--- START OF RECORDS SUPPLIED ---

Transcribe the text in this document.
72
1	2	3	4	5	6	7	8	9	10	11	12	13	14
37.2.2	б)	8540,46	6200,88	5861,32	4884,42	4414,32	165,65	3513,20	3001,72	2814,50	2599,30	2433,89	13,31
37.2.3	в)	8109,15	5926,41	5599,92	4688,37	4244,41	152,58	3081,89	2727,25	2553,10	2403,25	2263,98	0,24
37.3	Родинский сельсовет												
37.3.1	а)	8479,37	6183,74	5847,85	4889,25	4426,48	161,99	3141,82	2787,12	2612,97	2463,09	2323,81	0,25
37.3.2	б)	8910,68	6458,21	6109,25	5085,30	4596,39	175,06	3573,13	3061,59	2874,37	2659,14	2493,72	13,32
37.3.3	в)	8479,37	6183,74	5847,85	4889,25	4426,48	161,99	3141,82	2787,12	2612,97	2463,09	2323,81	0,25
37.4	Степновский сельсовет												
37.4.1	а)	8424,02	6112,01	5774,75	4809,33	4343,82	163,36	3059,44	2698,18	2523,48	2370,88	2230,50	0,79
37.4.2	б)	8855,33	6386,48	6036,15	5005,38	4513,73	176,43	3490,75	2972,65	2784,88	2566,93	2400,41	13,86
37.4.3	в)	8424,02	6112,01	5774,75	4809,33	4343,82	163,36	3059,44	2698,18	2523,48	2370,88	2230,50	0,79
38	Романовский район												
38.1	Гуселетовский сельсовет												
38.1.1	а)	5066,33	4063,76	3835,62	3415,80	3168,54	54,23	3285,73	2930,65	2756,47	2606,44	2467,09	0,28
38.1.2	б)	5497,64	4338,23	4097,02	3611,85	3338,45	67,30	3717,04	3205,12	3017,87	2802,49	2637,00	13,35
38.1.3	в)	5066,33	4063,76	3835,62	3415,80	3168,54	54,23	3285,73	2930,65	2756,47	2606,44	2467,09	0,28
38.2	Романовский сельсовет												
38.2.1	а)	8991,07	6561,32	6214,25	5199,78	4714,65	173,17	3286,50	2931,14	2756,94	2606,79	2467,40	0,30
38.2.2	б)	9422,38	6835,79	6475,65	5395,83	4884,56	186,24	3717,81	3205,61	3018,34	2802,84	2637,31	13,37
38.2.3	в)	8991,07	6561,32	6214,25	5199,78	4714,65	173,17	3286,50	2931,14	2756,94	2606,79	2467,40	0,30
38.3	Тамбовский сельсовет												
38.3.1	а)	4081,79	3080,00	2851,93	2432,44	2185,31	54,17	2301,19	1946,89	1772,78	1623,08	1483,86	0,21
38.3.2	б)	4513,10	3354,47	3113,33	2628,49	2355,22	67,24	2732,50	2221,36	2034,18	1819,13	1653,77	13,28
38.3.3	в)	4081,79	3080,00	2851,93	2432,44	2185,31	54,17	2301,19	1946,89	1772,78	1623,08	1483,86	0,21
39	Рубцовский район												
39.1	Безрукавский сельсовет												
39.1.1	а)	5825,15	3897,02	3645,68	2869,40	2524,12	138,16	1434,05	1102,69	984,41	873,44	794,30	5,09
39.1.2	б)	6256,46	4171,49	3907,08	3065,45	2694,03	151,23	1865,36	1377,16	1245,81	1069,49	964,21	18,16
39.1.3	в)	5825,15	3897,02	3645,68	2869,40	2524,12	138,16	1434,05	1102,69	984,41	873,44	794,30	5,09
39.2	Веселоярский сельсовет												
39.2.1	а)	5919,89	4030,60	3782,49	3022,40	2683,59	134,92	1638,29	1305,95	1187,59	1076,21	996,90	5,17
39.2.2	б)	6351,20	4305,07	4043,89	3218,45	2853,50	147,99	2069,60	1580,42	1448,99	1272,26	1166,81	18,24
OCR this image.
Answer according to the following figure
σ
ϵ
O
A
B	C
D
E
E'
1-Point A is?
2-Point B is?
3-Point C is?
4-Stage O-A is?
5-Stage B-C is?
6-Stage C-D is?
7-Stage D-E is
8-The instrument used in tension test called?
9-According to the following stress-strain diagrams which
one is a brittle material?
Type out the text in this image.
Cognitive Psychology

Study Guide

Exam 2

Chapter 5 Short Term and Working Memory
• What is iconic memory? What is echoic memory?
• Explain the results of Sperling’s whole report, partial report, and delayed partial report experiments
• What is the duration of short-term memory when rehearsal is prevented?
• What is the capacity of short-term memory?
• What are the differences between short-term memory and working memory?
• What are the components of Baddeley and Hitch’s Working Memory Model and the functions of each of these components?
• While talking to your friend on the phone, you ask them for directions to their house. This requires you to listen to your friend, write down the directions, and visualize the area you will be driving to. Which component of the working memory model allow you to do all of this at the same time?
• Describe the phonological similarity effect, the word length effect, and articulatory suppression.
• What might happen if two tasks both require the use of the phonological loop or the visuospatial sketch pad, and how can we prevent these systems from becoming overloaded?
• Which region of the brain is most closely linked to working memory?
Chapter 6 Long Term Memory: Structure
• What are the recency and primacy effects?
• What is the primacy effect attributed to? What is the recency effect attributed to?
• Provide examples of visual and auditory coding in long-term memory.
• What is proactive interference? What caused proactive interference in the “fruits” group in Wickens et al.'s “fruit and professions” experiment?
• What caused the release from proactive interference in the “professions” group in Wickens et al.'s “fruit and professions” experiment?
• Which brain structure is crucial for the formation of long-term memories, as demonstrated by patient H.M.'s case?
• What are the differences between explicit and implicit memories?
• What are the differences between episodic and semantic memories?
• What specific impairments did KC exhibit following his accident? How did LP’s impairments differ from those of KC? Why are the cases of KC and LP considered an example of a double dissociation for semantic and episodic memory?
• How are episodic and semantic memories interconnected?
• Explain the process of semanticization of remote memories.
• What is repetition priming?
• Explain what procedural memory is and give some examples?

--- END OF RECORDS SUPPLIED ---

§ EXERCISE DETAILS: Identify the lines of the data that contain the word "professions". Copy each of them.

§ REPLY:
• What is proactive interference? What caused proactive interference in the “fruits” group in Wickens et al.'s “fruit and professions” experiment?
• What caused the release from proactive interference in the “professions” group in Wickens et al.'s “fruit and professions” experiment?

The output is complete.